- _What you should do_
For the records below, give the count of lines holding the word "Weight" and nothing more.

Rows from a figure dataset

- - - - - - -

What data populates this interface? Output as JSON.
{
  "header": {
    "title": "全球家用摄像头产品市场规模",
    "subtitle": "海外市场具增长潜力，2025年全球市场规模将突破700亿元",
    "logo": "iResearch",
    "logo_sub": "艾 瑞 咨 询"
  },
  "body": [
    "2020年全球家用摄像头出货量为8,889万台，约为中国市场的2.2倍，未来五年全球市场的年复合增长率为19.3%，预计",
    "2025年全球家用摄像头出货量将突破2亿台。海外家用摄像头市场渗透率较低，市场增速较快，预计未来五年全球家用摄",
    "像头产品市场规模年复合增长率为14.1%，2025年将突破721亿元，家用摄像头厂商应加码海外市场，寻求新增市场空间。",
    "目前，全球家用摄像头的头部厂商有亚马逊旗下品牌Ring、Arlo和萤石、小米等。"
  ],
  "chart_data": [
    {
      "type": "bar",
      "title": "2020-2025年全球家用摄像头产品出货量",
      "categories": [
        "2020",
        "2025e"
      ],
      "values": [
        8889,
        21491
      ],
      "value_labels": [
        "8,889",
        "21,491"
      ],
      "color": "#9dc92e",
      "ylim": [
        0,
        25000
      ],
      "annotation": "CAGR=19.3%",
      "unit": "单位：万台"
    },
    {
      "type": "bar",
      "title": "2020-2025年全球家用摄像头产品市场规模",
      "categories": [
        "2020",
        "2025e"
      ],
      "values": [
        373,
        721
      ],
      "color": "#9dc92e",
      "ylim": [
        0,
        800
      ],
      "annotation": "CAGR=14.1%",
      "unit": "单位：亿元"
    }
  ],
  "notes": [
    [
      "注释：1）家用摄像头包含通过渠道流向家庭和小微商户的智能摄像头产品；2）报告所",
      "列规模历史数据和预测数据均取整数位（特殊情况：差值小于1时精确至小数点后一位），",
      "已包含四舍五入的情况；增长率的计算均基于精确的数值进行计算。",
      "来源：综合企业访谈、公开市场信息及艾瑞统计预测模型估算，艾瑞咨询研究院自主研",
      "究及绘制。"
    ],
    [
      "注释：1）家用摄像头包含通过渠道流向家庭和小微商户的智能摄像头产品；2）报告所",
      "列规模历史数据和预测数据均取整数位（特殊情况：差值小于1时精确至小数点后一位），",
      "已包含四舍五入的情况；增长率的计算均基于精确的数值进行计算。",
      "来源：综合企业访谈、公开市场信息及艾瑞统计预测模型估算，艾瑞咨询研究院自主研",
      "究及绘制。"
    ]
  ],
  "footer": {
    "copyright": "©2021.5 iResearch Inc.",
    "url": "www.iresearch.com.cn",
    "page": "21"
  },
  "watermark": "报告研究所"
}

- - - - - - -

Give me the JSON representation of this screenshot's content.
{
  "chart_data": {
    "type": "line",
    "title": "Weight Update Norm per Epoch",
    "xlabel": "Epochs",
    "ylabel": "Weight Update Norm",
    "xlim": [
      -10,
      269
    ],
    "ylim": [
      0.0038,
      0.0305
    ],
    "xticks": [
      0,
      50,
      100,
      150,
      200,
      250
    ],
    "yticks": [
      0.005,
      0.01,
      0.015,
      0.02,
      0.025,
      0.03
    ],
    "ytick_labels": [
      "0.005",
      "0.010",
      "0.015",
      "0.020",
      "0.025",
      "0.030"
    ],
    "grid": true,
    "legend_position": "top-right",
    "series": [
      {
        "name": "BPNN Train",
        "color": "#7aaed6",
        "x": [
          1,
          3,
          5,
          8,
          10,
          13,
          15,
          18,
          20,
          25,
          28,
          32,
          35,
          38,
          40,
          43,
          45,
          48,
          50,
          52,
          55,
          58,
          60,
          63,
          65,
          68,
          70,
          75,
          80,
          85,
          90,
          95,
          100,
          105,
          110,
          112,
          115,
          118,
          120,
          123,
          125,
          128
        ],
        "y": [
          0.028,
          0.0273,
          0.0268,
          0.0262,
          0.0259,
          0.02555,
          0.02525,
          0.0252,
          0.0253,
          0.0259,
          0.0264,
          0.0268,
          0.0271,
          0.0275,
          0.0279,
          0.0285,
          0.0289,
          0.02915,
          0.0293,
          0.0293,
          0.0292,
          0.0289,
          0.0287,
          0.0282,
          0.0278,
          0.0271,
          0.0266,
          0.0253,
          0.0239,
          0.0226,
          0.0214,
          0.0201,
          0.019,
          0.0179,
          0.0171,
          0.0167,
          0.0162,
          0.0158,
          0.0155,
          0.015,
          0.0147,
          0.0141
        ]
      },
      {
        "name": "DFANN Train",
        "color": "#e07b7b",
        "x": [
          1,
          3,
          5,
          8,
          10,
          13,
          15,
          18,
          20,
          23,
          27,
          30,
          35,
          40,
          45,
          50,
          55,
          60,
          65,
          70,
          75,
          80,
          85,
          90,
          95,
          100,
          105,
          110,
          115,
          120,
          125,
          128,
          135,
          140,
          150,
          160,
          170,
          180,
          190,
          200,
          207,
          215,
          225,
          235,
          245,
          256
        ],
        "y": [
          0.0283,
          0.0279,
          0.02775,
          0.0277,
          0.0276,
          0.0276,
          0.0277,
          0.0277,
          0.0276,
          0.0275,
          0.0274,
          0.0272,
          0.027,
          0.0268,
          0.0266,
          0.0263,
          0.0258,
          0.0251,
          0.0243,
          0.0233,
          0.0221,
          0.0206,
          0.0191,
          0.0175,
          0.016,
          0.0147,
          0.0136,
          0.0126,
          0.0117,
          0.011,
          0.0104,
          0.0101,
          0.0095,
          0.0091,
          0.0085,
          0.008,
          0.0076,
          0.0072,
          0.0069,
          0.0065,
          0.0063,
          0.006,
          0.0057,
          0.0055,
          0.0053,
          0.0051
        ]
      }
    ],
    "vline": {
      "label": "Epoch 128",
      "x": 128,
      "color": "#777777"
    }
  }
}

- - - - - - -

- _Answer to this exercise_
2